▸ TASK TO CARRY OUT: Look through the material below. Copy each line that contains the string "Technických".

-- start RECORDS SHOWN --

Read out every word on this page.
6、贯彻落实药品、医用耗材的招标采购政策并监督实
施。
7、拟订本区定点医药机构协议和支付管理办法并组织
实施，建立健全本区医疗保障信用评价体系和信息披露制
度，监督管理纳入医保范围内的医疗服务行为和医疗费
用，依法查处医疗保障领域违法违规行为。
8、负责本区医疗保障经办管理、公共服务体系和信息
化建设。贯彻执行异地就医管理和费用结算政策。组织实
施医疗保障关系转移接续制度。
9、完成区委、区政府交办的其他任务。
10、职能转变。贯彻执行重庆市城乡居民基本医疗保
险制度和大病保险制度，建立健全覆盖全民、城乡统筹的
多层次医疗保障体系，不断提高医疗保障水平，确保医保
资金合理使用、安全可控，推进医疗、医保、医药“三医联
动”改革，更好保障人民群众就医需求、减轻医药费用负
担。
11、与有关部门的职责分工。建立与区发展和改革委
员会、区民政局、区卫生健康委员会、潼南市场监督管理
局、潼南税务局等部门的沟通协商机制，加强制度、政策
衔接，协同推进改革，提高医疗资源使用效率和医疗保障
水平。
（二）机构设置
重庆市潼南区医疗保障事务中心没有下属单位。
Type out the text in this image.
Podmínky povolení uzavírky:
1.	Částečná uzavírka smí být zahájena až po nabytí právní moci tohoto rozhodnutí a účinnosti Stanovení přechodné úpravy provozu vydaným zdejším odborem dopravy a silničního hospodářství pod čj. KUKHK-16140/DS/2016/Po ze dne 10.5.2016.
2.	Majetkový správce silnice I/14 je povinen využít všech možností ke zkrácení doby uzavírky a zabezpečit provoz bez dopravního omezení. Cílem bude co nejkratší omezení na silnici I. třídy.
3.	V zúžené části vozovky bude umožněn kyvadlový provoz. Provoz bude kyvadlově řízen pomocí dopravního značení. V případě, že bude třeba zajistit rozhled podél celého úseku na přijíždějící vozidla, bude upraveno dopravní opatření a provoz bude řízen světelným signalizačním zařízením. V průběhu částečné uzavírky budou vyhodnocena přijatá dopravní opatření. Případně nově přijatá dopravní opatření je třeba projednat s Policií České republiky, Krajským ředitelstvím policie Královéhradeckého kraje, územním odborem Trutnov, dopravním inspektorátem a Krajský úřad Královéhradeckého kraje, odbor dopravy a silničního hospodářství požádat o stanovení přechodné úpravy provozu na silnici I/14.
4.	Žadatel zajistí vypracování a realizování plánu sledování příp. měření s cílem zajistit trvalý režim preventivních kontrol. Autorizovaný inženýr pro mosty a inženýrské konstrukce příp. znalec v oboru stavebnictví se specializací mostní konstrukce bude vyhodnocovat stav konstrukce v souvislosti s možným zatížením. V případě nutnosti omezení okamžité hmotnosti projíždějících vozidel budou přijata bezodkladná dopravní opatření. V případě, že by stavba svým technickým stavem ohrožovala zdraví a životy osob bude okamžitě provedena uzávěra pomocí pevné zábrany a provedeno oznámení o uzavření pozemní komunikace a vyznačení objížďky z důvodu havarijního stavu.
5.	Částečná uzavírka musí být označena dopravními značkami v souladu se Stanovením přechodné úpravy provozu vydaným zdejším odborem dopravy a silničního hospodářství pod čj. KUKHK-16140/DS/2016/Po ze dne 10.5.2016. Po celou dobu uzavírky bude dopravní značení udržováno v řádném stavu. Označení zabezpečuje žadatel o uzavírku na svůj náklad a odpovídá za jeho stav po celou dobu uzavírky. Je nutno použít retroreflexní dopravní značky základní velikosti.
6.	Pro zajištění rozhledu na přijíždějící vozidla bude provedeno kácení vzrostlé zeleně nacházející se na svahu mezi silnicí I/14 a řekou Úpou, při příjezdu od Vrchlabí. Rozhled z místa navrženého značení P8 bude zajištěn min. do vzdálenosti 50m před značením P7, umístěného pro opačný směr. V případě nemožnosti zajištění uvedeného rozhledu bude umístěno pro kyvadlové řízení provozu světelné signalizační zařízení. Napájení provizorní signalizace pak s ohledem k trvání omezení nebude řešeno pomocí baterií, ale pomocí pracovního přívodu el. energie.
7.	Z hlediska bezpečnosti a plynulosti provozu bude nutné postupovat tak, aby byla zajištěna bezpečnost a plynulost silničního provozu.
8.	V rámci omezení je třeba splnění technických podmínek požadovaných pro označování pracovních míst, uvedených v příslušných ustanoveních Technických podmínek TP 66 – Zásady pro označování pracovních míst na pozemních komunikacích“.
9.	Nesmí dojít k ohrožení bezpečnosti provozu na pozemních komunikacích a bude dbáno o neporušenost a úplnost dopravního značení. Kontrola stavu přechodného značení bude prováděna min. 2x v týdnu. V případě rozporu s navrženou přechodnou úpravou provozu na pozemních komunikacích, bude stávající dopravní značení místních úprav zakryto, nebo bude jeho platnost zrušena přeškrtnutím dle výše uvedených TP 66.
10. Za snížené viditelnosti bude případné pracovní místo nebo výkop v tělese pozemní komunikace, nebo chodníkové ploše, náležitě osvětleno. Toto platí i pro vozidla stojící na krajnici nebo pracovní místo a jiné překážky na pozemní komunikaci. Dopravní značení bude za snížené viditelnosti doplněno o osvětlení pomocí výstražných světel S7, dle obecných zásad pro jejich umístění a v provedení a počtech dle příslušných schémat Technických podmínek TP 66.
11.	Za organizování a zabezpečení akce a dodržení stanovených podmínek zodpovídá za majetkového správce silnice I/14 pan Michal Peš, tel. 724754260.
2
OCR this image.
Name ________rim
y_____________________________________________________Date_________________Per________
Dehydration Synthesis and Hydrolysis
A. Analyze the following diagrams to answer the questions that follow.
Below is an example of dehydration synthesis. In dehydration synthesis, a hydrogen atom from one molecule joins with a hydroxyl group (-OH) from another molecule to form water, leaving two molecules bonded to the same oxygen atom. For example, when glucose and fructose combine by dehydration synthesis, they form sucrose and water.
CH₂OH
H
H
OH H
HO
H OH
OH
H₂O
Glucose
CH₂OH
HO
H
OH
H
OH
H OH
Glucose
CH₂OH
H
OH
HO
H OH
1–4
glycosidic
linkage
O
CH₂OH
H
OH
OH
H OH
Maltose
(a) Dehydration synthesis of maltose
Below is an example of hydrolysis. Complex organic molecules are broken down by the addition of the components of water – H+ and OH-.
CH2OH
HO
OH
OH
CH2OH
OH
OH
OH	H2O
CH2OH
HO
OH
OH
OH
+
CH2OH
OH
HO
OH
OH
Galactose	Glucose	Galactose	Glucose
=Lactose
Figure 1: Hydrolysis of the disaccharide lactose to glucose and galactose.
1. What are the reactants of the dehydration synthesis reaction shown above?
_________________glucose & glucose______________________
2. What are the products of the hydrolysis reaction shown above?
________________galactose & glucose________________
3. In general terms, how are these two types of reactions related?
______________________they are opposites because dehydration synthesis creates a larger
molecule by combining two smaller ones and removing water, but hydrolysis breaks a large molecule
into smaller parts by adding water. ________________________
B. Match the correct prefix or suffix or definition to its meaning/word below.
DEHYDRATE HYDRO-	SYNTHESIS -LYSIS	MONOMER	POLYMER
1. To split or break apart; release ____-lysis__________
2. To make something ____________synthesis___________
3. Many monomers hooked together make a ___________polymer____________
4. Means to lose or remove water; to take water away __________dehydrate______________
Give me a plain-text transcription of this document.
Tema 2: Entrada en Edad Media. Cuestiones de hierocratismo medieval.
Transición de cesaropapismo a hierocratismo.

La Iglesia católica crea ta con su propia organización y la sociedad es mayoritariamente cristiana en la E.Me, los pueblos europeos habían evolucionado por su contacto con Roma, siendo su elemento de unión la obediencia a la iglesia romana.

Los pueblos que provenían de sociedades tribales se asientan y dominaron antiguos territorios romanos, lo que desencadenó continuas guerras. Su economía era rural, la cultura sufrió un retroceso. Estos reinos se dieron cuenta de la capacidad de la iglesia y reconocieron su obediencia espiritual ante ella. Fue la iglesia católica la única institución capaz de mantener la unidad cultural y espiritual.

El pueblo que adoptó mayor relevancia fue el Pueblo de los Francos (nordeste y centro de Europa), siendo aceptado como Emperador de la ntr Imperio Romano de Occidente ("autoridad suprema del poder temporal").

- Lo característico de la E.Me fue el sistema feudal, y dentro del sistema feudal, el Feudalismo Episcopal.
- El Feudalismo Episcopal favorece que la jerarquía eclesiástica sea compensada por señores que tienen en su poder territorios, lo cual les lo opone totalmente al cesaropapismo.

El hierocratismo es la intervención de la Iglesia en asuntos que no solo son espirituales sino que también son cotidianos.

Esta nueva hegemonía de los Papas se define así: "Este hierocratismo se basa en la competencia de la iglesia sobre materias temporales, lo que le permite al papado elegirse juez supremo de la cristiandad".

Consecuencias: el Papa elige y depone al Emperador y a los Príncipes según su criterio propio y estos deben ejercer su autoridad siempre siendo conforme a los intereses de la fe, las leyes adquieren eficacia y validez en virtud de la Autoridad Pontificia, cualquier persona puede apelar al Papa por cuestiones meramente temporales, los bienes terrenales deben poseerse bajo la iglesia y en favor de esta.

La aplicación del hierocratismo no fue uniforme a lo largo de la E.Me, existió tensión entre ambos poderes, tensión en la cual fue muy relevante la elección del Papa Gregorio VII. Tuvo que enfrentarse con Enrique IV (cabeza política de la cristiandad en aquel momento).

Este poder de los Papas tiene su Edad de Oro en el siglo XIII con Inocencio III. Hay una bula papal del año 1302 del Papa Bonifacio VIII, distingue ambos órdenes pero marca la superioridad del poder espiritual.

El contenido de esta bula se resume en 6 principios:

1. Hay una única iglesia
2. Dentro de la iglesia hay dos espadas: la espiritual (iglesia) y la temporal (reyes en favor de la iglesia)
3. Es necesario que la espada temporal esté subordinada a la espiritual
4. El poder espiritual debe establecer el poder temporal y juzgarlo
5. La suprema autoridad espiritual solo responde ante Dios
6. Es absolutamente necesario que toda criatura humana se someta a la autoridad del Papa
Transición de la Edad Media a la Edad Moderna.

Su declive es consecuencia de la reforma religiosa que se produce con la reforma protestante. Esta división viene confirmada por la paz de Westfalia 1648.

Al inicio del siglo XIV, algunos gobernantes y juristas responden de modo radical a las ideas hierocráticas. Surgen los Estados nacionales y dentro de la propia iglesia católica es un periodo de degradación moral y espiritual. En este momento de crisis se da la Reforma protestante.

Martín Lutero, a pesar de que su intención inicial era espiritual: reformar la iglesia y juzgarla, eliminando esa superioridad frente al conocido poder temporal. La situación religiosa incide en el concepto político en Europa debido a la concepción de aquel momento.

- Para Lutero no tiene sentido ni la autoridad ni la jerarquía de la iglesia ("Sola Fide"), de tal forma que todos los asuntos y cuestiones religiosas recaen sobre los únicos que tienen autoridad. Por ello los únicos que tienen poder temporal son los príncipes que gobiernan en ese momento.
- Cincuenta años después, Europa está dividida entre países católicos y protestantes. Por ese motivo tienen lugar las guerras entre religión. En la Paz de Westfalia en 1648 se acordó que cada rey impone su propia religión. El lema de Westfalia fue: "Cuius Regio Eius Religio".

-- end RECORDS SHOWN --

▸ TASK SOLUTION:
8.	V rámci omezení je třeba splnění technických podmínek požadovaných pro označování pracovních míst, uvedených v příslušných ustanoveních Technických podmínek TP 66 – Zásady pro označování pracovních míst na pozemních komunikacích“.
10. Za snížené viditelnosti bude případné pracovní místo nebo výkop v tělese pozemní komunikace, nebo chodníkové ploše, náležitě osvětleno. Toto platí i pro vozidla stojící na krajnici nebo pracovní místo a jiné překážky na pozemní komunikaci. Dopravní značení bude za snížené viditelnosti doplněno o osvětlení pomocí výstražných světel S7, dle obecných zásad pro jejich umístění a v provedení a počtech dle příslušných schémat Technických podmínek TP 66.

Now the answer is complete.